*SET PROBLEM*.
From the entries below, say how many lines carry the word "spectrogram", and give nothing but the number.
++++ RECORD LIST
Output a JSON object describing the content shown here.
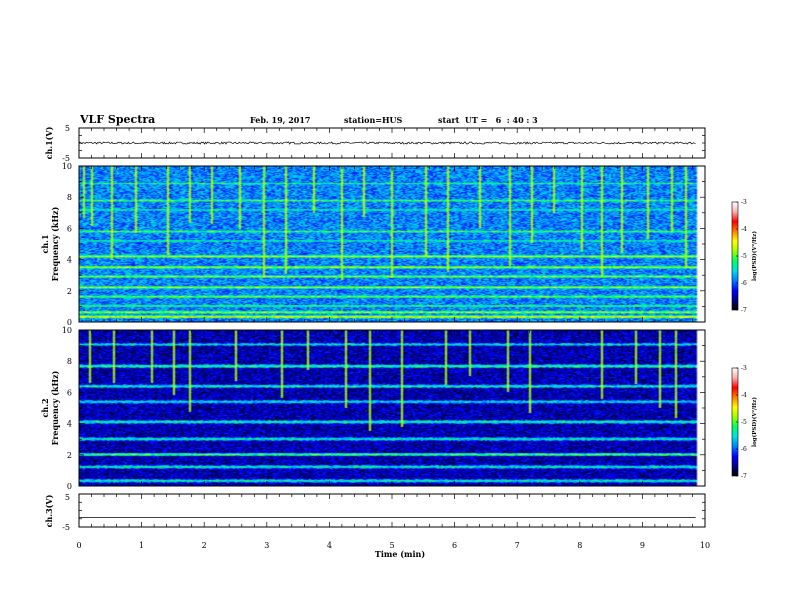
{
  "header": {
    "title": "VLF Spectra",
    "date": "Feb. 19, 2017",
    "station": "station=HUS",
    "start": "start  UT =   6  : 40 : 3"
  },
  "chart_data": {
    "type": "heatmap",
    "x": {
      "label": "Time  (min)",
      "range": [
        0,
        10
      ],
      "ticks": [
        "0",
        "1",
        "2",
        "3",
        "4",
        "5",
        "6",
        "7",
        "8",
        "9",
        "10"
      ]
    },
    "panels": [
      {
        "id": "ch1-waveform",
        "type": "line",
        "ylabel": "ch.1(V)",
        "ylim": [
          -5,
          5
        ],
        "ytick_labels": [
          "5",
          "-5"
        ],
        "level": 0,
        "noise": 0.35
      },
      {
        "id": "ch1-spectrogram",
        "ylabel_top": "ch.1",
        "ylabel": "Frequency  (kHz)",
        "ylim": [
          0,
          10
        ],
        "ytick_labels": [
          "0",
          "2",
          "4",
          "6",
          "8",
          "10"
        ],
        "bands": [
          {
            "f": 0.3,
            "level": 0.68
          },
          {
            "f": 0.6,
            "level": 0.6
          },
          {
            "f": 1.0,
            "level": 0.5
          },
          {
            "f": 1.6,
            "level": 0.55
          },
          {
            "f": 2.2,
            "level": 0.58
          },
          {
            "f": 2.9,
            "level": 0.55
          },
          {
            "f": 3.5,
            "level": 0.6
          },
          {
            "f": 4.2,
            "level": 0.6
          },
          {
            "f": 5.2,
            "level": 0.45
          },
          {
            "f": 5.8,
            "level": 0.5
          },
          {
            "f": 7.2,
            "level": 0.45
          },
          {
            "f": 7.8,
            "level": 0.5
          },
          {
            "f": 8.9,
            "level": 0.45
          }
        ],
        "spikes": [
          0.05,
          0.18,
          0.5,
          0.9,
          1.4,
          1.75,
          2.1,
          2.55,
          2.95,
          3.3,
          3.75,
          4.2,
          4.55,
          5.0,
          5.55,
          5.9,
          6.4,
          6.9,
          7.25,
          7.6,
          8.05,
          8.35,
          8.7,
          9.1,
          9.5,
          9.7
        ]
      },
      {
        "id": "ch2-spectrogram",
        "ylabel_top": "ch.2",
        "ylabel": "Frequency  (kHz)",
        "ylim": [
          0,
          10
        ],
        "ytick_labels": [
          "0",
          "2",
          "4",
          "6",
          "8",
          "10"
        ],
        "bands": [
          {
            "f": 0.3,
            "level": 0.45
          },
          {
            "f": 1.2,
            "level": 0.45
          },
          {
            "f": 2.0,
            "level": 0.5
          },
          {
            "f": 3.0,
            "level": 0.45
          },
          {
            "f": 4.1,
            "level": 0.48
          },
          {
            "f": 5.4,
            "level": 0.42
          },
          {
            "f": 6.4,
            "level": 0.45
          },
          {
            "f": 7.7,
            "level": 0.5
          },
          {
            "f": 9.1,
            "level": 0.4
          }
        ],
        "spikes": [
          0.15,
          0.55,
          1.15,
          1.5,
          1.75,
          2.5,
          3.25,
          3.65,
          4.25,
          4.65,
          5.15,
          5.85,
          6.25,
          6.85,
          7.2,
          8.35,
          8.9,
          9.3,
          9.55
        ]
      },
      {
        "id": "ch3-waveform",
        "type": "line",
        "ylabel": "ch.3(V)",
        "ylim": [
          -5,
          5
        ],
        "ytick_labels": [
          "5",
          "-5"
        ],
        "level": -2.1,
        "noise": 0
      }
    ],
    "colorbar": {
      "label": "log(PSD)(V²/Hz)",
      "range": [
        -7,
        -3
      ],
      "tick_labels": [
        "-3",
        "-4",
        "-5",
        "-6",
        "-7"
      ],
      "colormap": [
        "#000000",
        "#00008a",
        "#0000ff",
        "#0080ff",
        "#00e0e0",
        "#00ff60",
        "#a0ff00",
        "#ffff00",
        "#ff8000",
        "#ff0000",
        "#ffb0b0",
        "#ffffff"
      ]
    }
  }
}
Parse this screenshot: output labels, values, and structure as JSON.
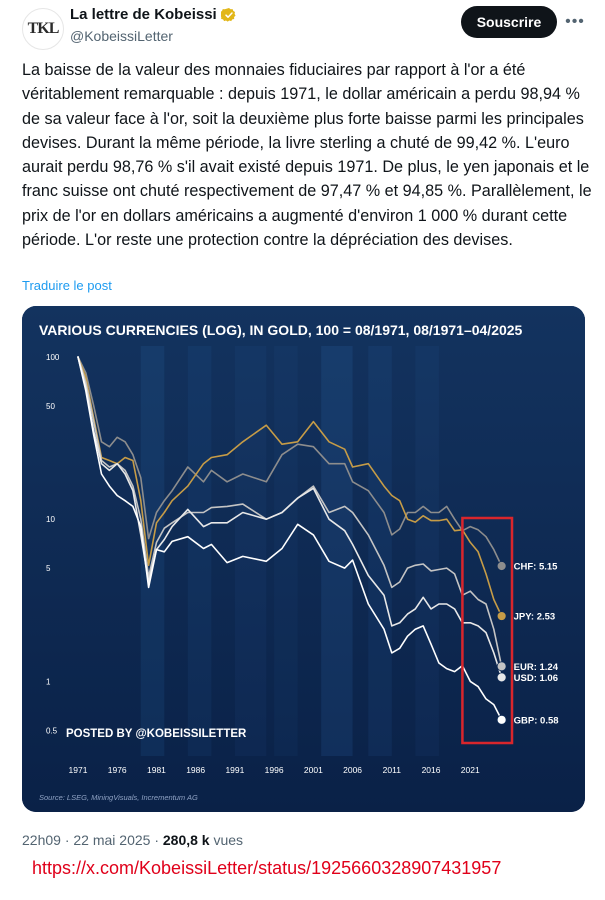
{
  "account": {
    "display_name": "La lettre de Kobeissi",
    "handle": "@KobeissiLetter",
    "avatar_text": "TKL"
  },
  "actions": {
    "subscribe_label": "Souscrire",
    "more_icon": "more-horizontal-icon"
  },
  "tweet": {
    "text": "La baisse de la valeur des monnaies fiduciaires par rapport à l'or a été véritablement remarquable : depuis 1971, le dollar américain a perdu 98,94 % de sa valeur face à l'or, soit la deuxième plus forte baisse parmi les principales devises. Durant la même période, la livre sterling a chuté de 99,42 %. L'euro aurait perdu 98,76 % s'il avait existé depuis 1971. De plus, le yen japonais et le franc suisse ont chuté respectivement de 97,47 % et 94,85 %. Parallèlement, le prix de l'or en dollars américains a augmenté d'environ 1 000 % durant cette période. L'or reste une protection contre la dépréciation des devises.",
    "translate_label": "Traduire le post"
  },
  "chart_data": {
    "type": "line",
    "title": "VARIOUS CURRENCIES (LOG), IN GOLD, 100 = 08/1971, 08/1971–04/2025",
    "y_scale": "log",
    "ylim": [
      0.4,
      100
    ],
    "y_ticks": [
      100,
      50,
      10,
      5,
      1,
      0.5
    ],
    "y_tick_labels": [
      "100",
      "50",
      "10",
      "5",
      "1",
      "0.5"
    ],
    "xlim": [
      1971,
      2025.3
    ],
    "x_ticks": [
      1971,
      1976,
      1981,
      1986,
      1991,
      1996,
      2001,
      2006,
      2011,
      2016,
      2021
    ],
    "x_tick_labels": [
      "1971",
      "1976",
      "1981",
      "1986",
      "1991",
      "1996",
      "2001",
      "2006",
      "2011",
      "2016",
      "2021"
    ],
    "watermark": "POSTED BY @KOBEISSILETTER",
    "source": "Source: LSEG, MiningVisuals, Incrementum AG",
    "highlight_box": {
      "x_range": [
        2020,
        2025.3
      ],
      "color": "#d9262c"
    },
    "series": [
      {
        "name": "CHF",
        "end_label": "CHF: 5.15",
        "color": "#8d8d8d",
        "x": [
          1971,
          1972,
          1973,
          1974,
          1975,
          1976,
          1977,
          1978,
          1979,
          1980,
          1981,
          1982,
          1983,
          1985,
          1987,
          1988,
          1990,
          1992,
          1995,
          1997,
          1999,
          2001,
          2003,
          2005,
          2006,
          2008,
          2010,
          2011,
          2012,
          2013,
          2014,
          2015,
          2016,
          2017,
          2018,
          2019,
          2020,
          2021,
          2022,
          2023,
          2024,
          2025
        ],
        "y": [
          100,
          80,
          50,
          30,
          28,
          32,
          30,
          25,
          18,
          7.6,
          11,
          13,
          15,
          21,
          17,
          20,
          17,
          19,
          17,
          25,
          29,
          28,
          22,
          22,
          17,
          15,
          11,
          8.0,
          8.7,
          11,
          11,
          12,
          11,
          11,
          12,
          10,
          8.5,
          9.0,
          8.6,
          7.8,
          6.5,
          5.15
        ]
      },
      {
        "name": "JPY",
        "end_label": "JPY: 2.53",
        "color": "#c69c47",
        "x": [
          1971,
          1972,
          1973,
          1974,
          1975,
          1976,
          1977,
          1978,
          1979,
          1980,
          1981,
          1982,
          1983,
          1985,
          1987,
          1988,
          1990,
          1992,
          1995,
          1997,
          1999,
          2001,
          2003,
          2005,
          2006,
          2008,
          2010,
          2011,
          2012,
          2013,
          2014,
          2015,
          2016,
          2017,
          2018,
          2019,
          2020,
          2021,
          2022,
          2023,
          2024,
          2025
        ],
        "y": [
          100,
          75,
          42,
          24,
          23,
          22,
          24,
          23,
          13,
          5.2,
          9.5,
          11,
          13,
          16,
          22,
          24,
          25,
          30,
          38,
          29,
          30,
          40,
          30,
          27,
          21,
          22,
          16,
          14,
          13,
          10,
          9.6,
          10.5,
          9.8,
          9.8,
          10,
          8.5,
          8.6,
          7.2,
          6.3,
          4.6,
          3.2,
          2.53
        ]
      },
      {
        "name": "EUR",
        "end_label": "EUR: 1.24",
        "color": "#c4c4c4",
        "x": [
          1971,
          1972,
          1973,
          1974,
          1975,
          1976,
          1977,
          1978,
          1979,
          1980,
          1981,
          1982,
          1983,
          1985,
          1987,
          1988,
          1990,
          1992,
          1995,
          1997,
          1999,
          2001,
          2003,
          2005,
          2006,
          2008,
          2010,
          2011,
          2012,
          2013,
          2014,
          2015,
          2016,
          2017,
          2018,
          2019,
          2020,
          2021,
          2022,
          2023,
          2024,
          2025
        ],
        "y": [
          100,
          70,
          40,
          23,
          21,
          22,
          20,
          16,
          10,
          4.4,
          7.2,
          8.8,
          9.5,
          11,
          11,
          11.8,
          12,
          12.4,
          10,
          11,
          13.5,
          16,
          11,
          12,
          11,
          8,
          5.2,
          3.8,
          4.1,
          5.0,
          5.2,
          5.3,
          4.8,
          4.9,
          5.0,
          4.6,
          3.4,
          3.6,
          3.2,
          3.0,
          2.1,
          1.24
        ]
      },
      {
        "name": "USD",
        "end_label": "USD: 1.06",
        "color": "#e8e8e8",
        "x": [
          1971,
          1972,
          1973,
          1974,
          1975,
          1976,
          1977,
          1978,
          1979,
          1980,
          1981,
          1982,
          1983,
          1985,
          1987,
          1988,
          1990,
          1992,
          1995,
          1997,
          1999,
          2001,
          2003,
          2005,
          2006,
          2008,
          2010,
          2011,
          2012,
          2013,
          2014,
          2015,
          2016,
          2017,
          2018,
          2019,
          2020,
          2021,
          2022,
          2023,
          2024,
          2025
        ],
        "y": [
          100,
          65,
          35,
          22,
          20,
          22,
          19,
          15,
          8,
          4.1,
          6.5,
          7.5,
          9.0,
          11.5,
          9.0,
          9.5,
          9.5,
          11,
          10,
          11,
          13.5,
          15.5,
          10,
          8.5,
          7.0,
          4.5,
          3.4,
          2.2,
          2.3,
          2.6,
          2.8,
          3.3,
          2.8,
          3.0,
          3.0,
          2.8,
          2.3,
          2.3,
          2.2,
          2.0,
          1.5,
          1.06
        ]
      },
      {
        "name": "GBP",
        "end_label": "GBP: 0.58",
        "color": "#ffffff",
        "x": [
          1971,
          1972,
          1973,
          1974,
          1975,
          1976,
          1977,
          1978,
          1979,
          1980,
          1981,
          1982,
          1983,
          1985,
          1987,
          1988,
          1990,
          1992,
          1995,
          1997,
          1999,
          2001,
          2003,
          2005,
          2006,
          2008,
          2010,
          2011,
          2012,
          2013,
          2014,
          2015,
          2016,
          2017,
          2018,
          2019,
          2020,
          2021,
          2022,
          2023,
          2024,
          2025
        ],
        "y": [
          100,
          62,
          33,
          19,
          16,
          14,
          13,
          12,
          9,
          3.8,
          6.5,
          6.3,
          7.3,
          7.8,
          6.6,
          7.0,
          5.4,
          5.9,
          5.5,
          6.6,
          9.3,
          8.0,
          5.5,
          5.0,
          5.6,
          3.0,
          2.1,
          1.5,
          1.6,
          1.9,
          2.1,
          2.2,
          1.7,
          1.3,
          1.2,
          1.15,
          1.25,
          1.0,
          0.93,
          0.78,
          0.72,
          0.58
        ]
      }
    ]
  },
  "meta": {
    "time_date": "22h09 · 22 mai 2025 ·",
    "views_count": "280,8 k",
    "views_label": "vues"
  },
  "source_url": "https://x.com/KobeissiLetter/status/1925660328907431957"
}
++++++++
*THE RESPONSE*.
2